TASK OBJECTIVE
Spot every line with the word "title" and return it.

RECORDS
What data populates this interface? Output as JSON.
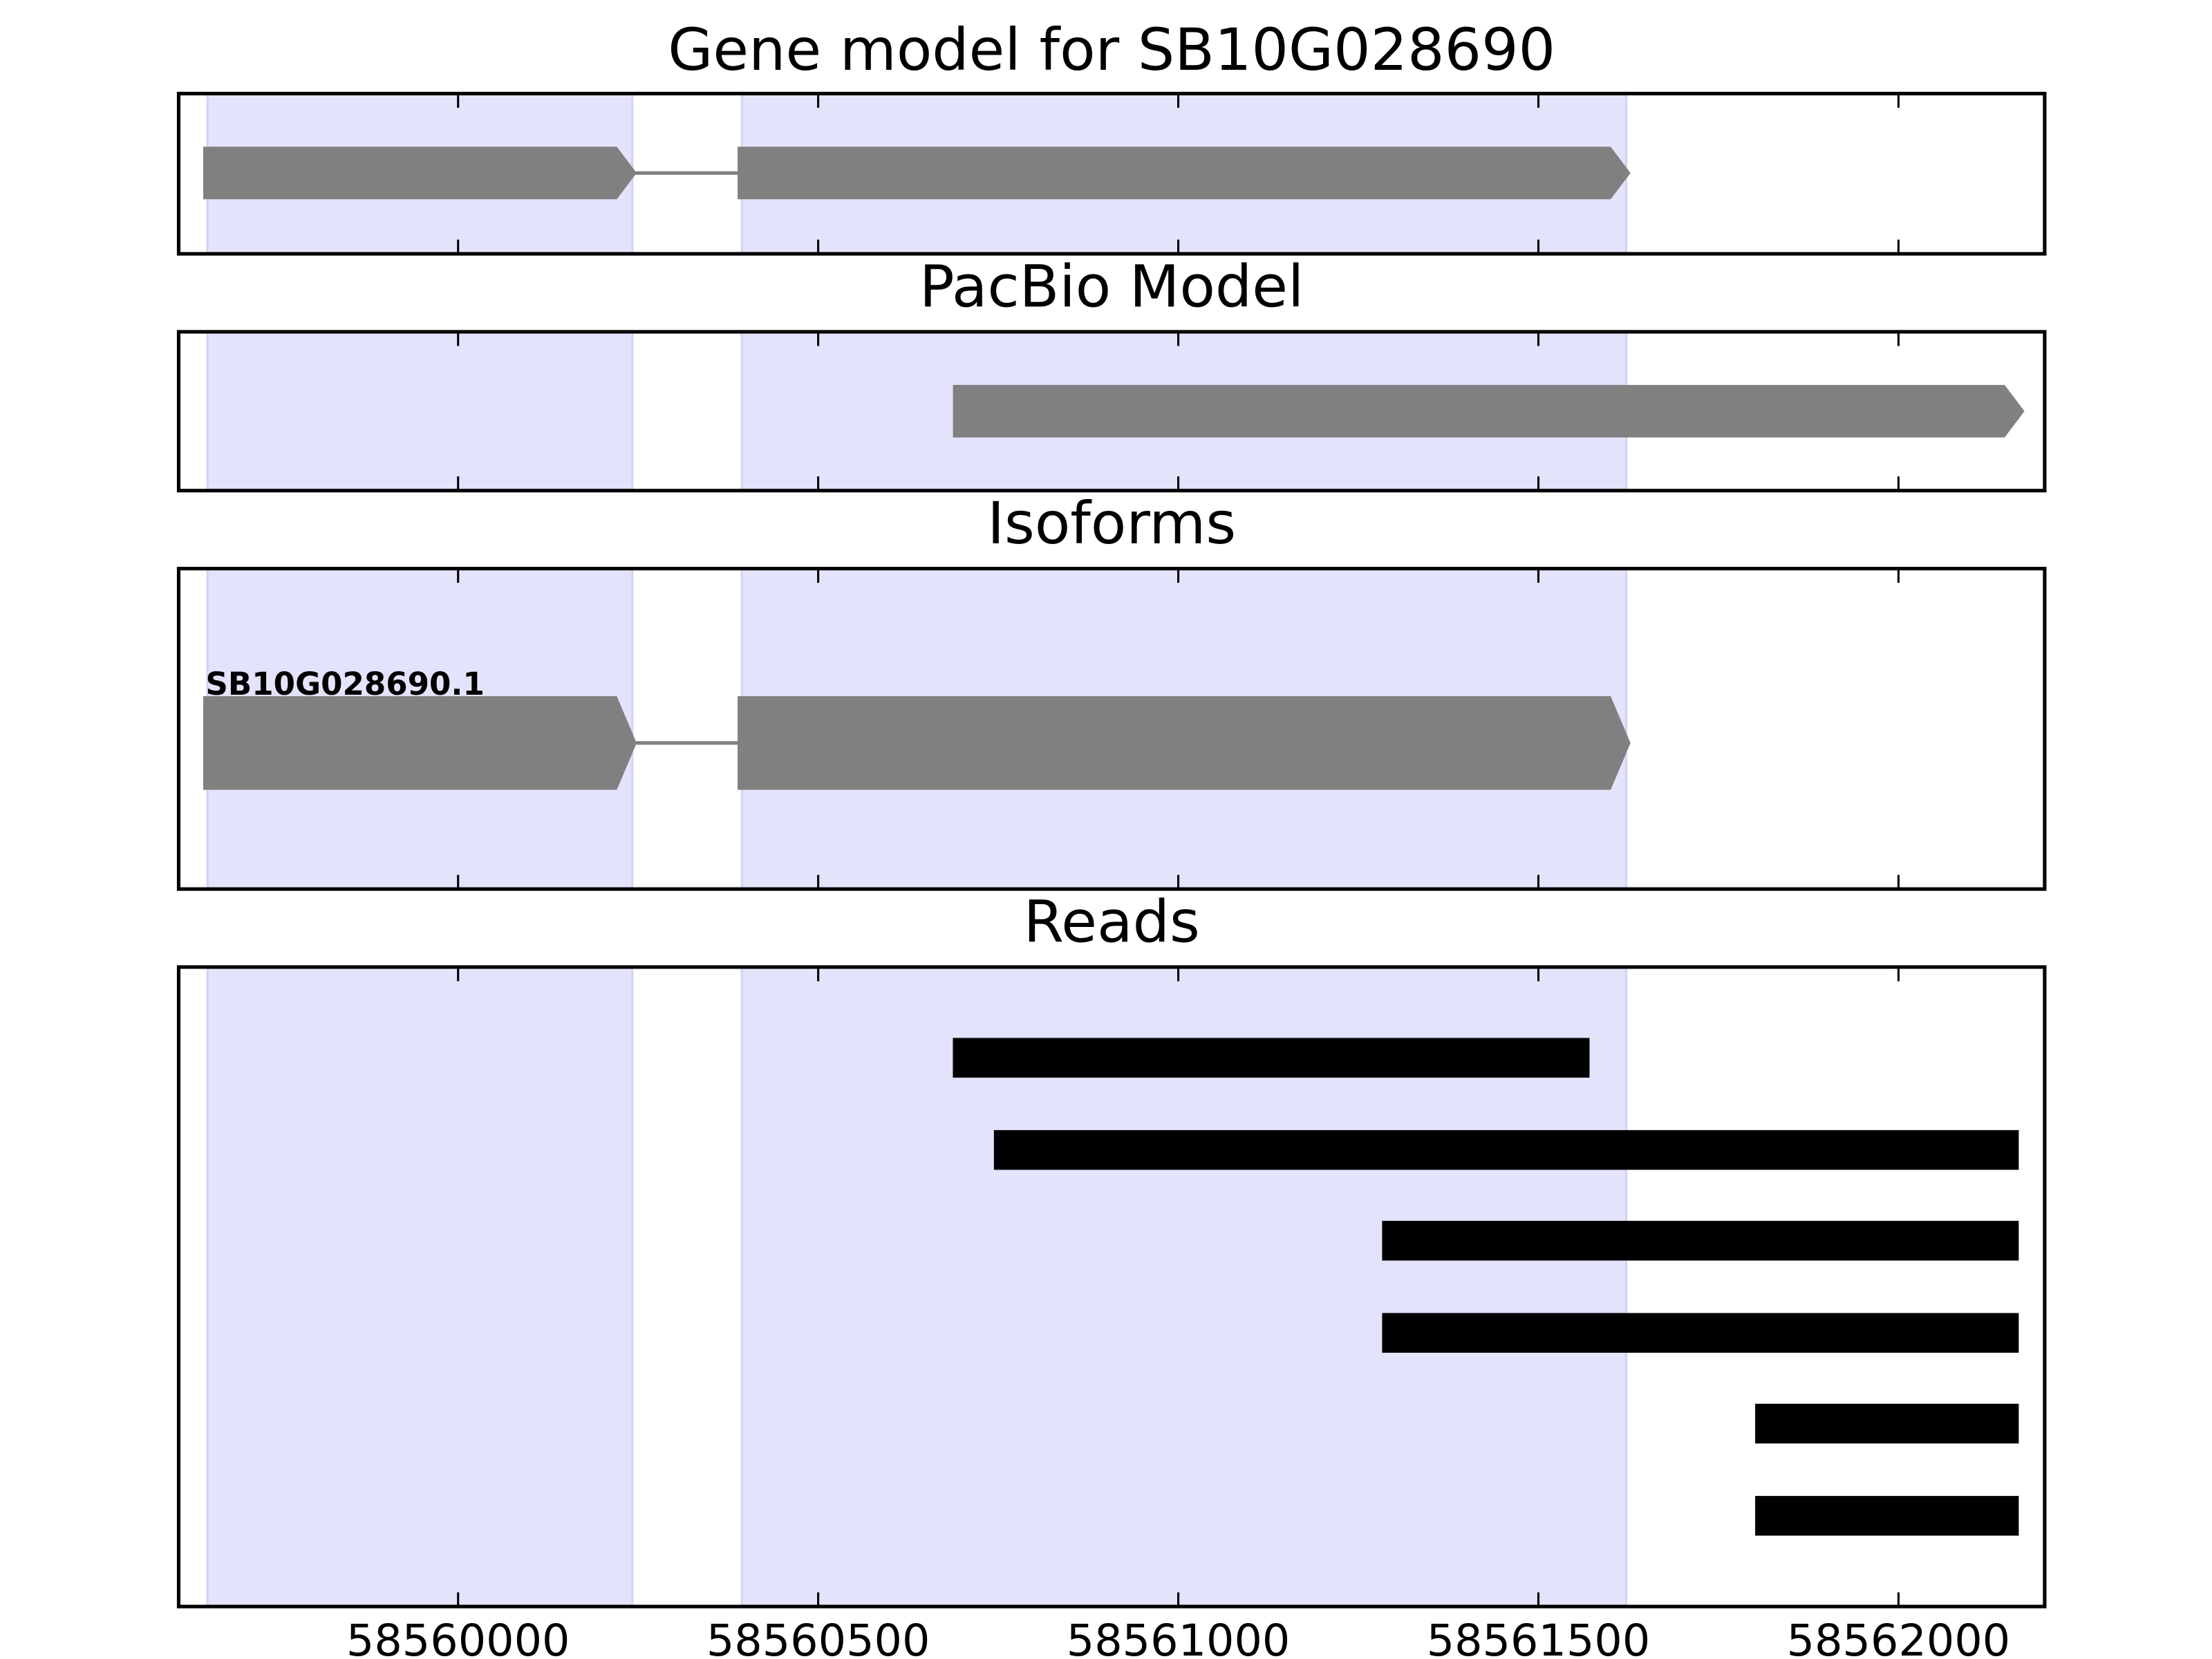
{
  "chart_data": [
    {
      "type": "gene",
      "title": "Gene model for SB10G028690",
      "xlim": [
        58559612,
        58562203
      ],
      "xticks": [
        58560000,
        58560500,
        58561000,
        58561500,
        58562000
      ],
      "shaded": [
        [
          58559652,
          58560242
        ],
        [
          58560394,
          58561622
        ]
      ],
      "exons": [
        [
          58559652,
          58560242
        ],
        [
          58560394,
          58561622
        ]
      ]
    },
    {
      "type": "gene",
      "title": "PacBio Model",
      "xlim": [
        58559612,
        58562203
      ],
      "xticks": [
        58560000,
        58560500,
        58561000,
        58561500,
        58562000
      ],
      "shaded": [
        [
          58559652,
          58560242
        ],
        [
          58560394,
          58561622
        ]
      ],
      "exons": [
        [
          58560693,
          58562169
        ]
      ]
    },
    {
      "type": "gene",
      "title": "Isoforms",
      "name": "SB10G028690.1",
      "xlim": [
        58559612,
        58562203
      ],
      "xticks": [
        58560000,
        58560500,
        58561000,
        58561500,
        58562000
      ],
      "shaded": [
        [
          58559652,
          58560242
        ],
        [
          58560394,
          58561622
        ]
      ],
      "exons": [
        [
          58559652,
          58560242
        ],
        [
          58560394,
          58561622
        ]
      ]
    },
    {
      "type": "reads",
      "title": "Reads",
      "xlim": [
        58559612,
        58562203
      ],
      "xticks": [
        58560000,
        58560500,
        58561000,
        58561500,
        58562000
      ],
      "shaded": [
        [
          58559652,
          58560242
        ],
        [
          58560394,
          58561622
        ]
      ],
      "reads": [
        [
          58560687,
          58561571
        ],
        [
          58560744,
          58562167
        ],
        [
          58561283,
          58562167
        ],
        [
          58561283,
          58562167
        ],
        [
          58561801,
          58562167
        ],
        [
          58561801,
          58562167
        ]
      ]
    }
  ]
}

WRITTEN SOLUTION
      "title": "Gene model for SB10G028690",
      "title": "PacBio Model",
      "title": "Isoforms",
      "title": "Reads",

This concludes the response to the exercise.